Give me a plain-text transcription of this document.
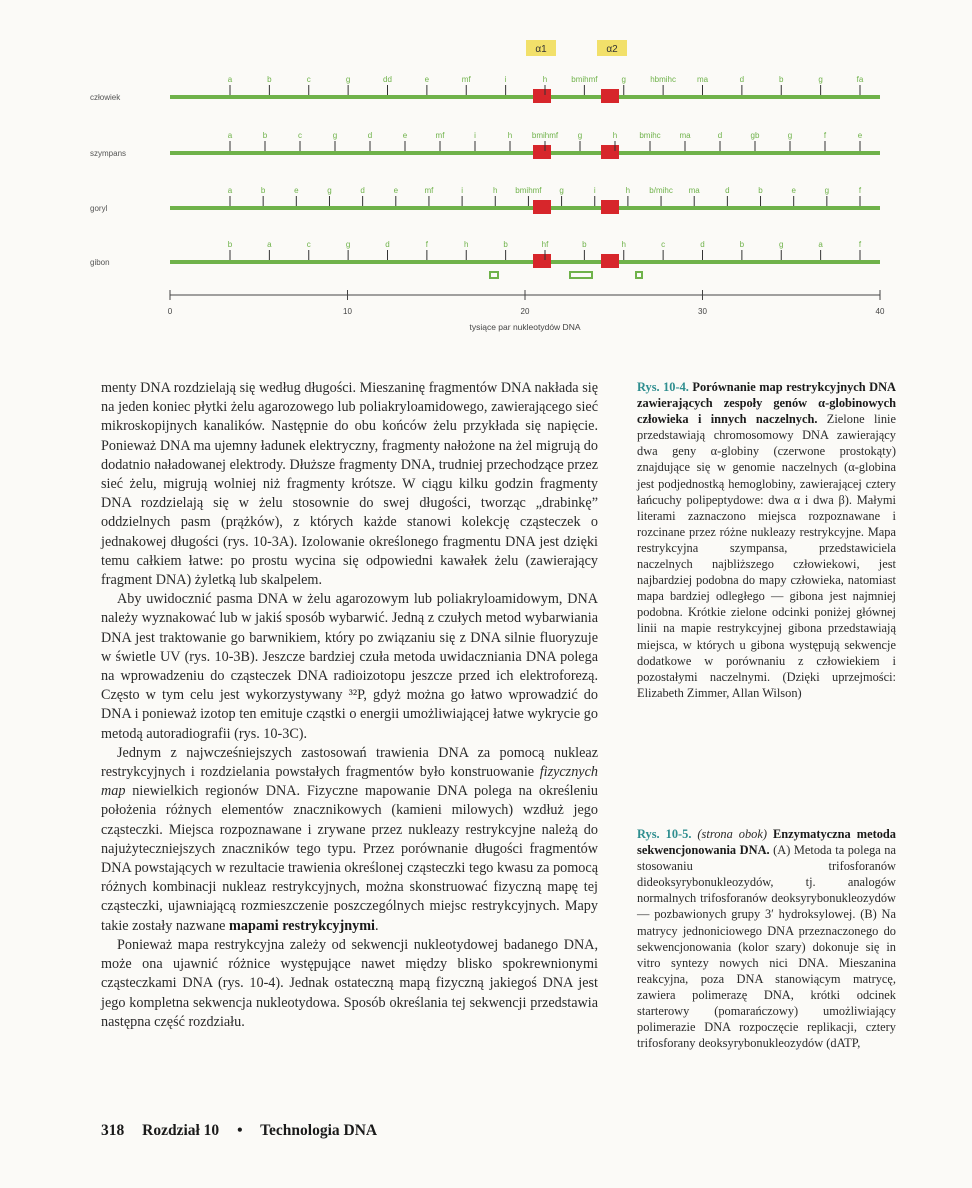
α1	α2
człowiek
a	b	c	g	dd	e	mf	i	h	bmihmf	g	hbmihc	ma	d	b	g	fa
szympans
a	b	c	g	d	e	mf	i	h bmihmf g	h	bmihc ma	d	gb	g	f	e
goryl
a	b	e	g	d	e	mf	i	h bmihmf g	i	h b/mihc ma	d	b	e	g	f
gibon
b	a	c	g	d	f	h	b	hf	b	h	c	d	b	g	a	f
0	10	20	30	40
tysiące par nukleotydów DNA

menty DNA rozdzielają się według długości. Mieszaninę fragmentów DNA nakłada się na jeden koniec płytki żelu agarozowego lub poliakryloamidowego, zawierającego sieć mikroskopijnych kanalików. Następnie do obu końców żelu przykłada się napięcie. Ponieważ DNA ma ujemny ładunek elektryczny, fragmenty nałożone na żel migrują do dodatnio naładowanej elektrody. Dłuższe fragmenty DNA, trudniej przechodzące przez sieć żelu, migrują wolniej niż fragmenty krótsze. W ciągu kilku godzin fragmenty DNA rozdzielają się w żelu stosownie do swej długości, tworząc „drabinkę” oddzielnych pasm (prążków), z których każde stanowi kolekcję cząsteczek o jednakowej długości (rys. 10-3A). Izolowanie określonego fragmentu DNA jest dzięki temu całkiem łatwe: po prostu wycina się odpowiedni kawałek żelu (zawierający fragment DNA) żyletką lub skalpelem.

Aby uwidocznić pasma DNA w żelu agarozowym lub poliakryloamidowym, DNA należy wyznakować lub w jakiś sposób wybarwić. Jedną z czułych metod wybarwiania DNA jest traktowanie go barwnikiem, który po związaniu się z DNA silnie fluoryzuje w świetle UV (rys. 10-3B). Jeszcze bardziej czuła metoda uwidaczniania DNA polega na wprowadzeniu do cząsteczek DNA radioizotopu jeszcze przed ich elektroforezą. Często w tym celu jest wykorzystywany ³²P, gdyż można go łatwo wprowadzić do DNA i ponieważ izotop ten emituje cząstki o energii umożliwiającej łatwe wykrycie go metodą autoradiografii (rys. 10-3C).

Jednym z najwcześniejszych zastosowań trawienia DNA za pomocą nukleaz restrykcyjnych i rozdzielania powstałych fragmentów było konstruowanie fizycznych map niewielkich regionów DNA. Fizyczne mapowanie DNA polega na określeniu położenia różnych elementów znacznikowych (kamieni milowych) wzdłuż jego cząsteczki. Miejsca rozpoznawane i zrywane przez nukleazy restrykcyjne należą do najużyteczniejszych znaczników tego typu. Przez porównanie długości fragmentów DNA powstających w rezultacie trawienia określonej cząsteczki tego kwasu za pomocą różnych kombinacji nukleaz restrykcyjnych, można skonstruować fizyczną mapę tej cząsteczki, ujawniającą rozmieszczenie poszczególnych miejsc restrykcyjnych. Mapy takie zostały nazwane mapami restrykcyjnymi.

Ponieważ mapa restrykcyjna zależy od sekwencji nukleotydowej badanego DNA, może ona ujawnić różnice występujące nawet między blisko spokrewnionymi cząsteczkami DNA (rys. 10-4). Jednak ostateczną mapą fizyczną jakiegoś DNA jest jego kompletna sekwencja nukleotydowa. Sposób określania tej sekwencji przedstawia następna część rozdziału.

Rys. 10-4. Porównanie map restrykcyjnych DNA zawierających zespoły genów α-globinowych człowieka i innych naczelnych. Zielone linie przedstawiają chromosomowy DNA zawierający dwa geny α-globiny (czerwone prostokąty) znajdujące się w genomie naczelnych (α-globina jest podjednostką hemoglobiny, zawierającej cztery łańcuchy polipeptydowe: dwa α i dwa β). Małymi literami zaznaczono miejsca rozpoznawane i rozcinane przez różne nukleazy restrykcyjne. Mapa restrykcyjna szympansa, przedstawiciela naczelnych najbliższego człowiekowi, jest najbardziej podobna do mapy człowieka, natomiast mapa bardziej odległego — gibona jest najmniej podobna. Krótkie zielone odcinki poniżej głównej linii na mapie restrykcyjnej gibona przedstawiają miejsca, w których u gibona występują sekwencje dodatkowe w porównaniu z człowiekiem i pozostałymi naczelnymi. (Dzięki uprzejmości: Elizabeth Zimmer, Allan Wilson)

Rys. 10-5. (strona obok) Enzymatyczna metoda sekwencjonowania DNA. (A) Metoda ta polega na stosowaniu trifosforanów dideoksyrybonukleozydów, tj. analogów normalnych trifosforanów deoksyrybonukleozydów — pozbawionych grupy 3′ hydroksylowej. (B) Na matrycy jednoniciowego DNA przeznaczonego do sekwencjonowania (kolor szary) dokonuje się in vitro syntezy nowych nici DNA. Mieszanina reakcyjna, poza DNA stanowiącym matrycę, zawiera polimerazę DNA, krótki odcinek starterowy (pomarańczowy) umożliwiający polimerazie DNA rozpoczęcie replikacji, cztery trifosforany deoksyrybonukleozydów (dATP,

318 Rozdział 10 • Technologia DNA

■ **REQUIRED WORK**
Where does the string "bmihmf" appear in the records above? Show every line that holds it.

■ **SOLVED EXERCISE**
a	b	c	g	dd	e	mf	i	h	bmihmf	g	hbmihc	ma	d	b	g	fa
a	b	c	g	d	e	mf	i	h bmihmf g	h	bmihc ma	d	gb	g	f	e
a	b	e	g	d	e	mf	i	h bmihmf g	i	h b/mihc ma	d	b	e	g	f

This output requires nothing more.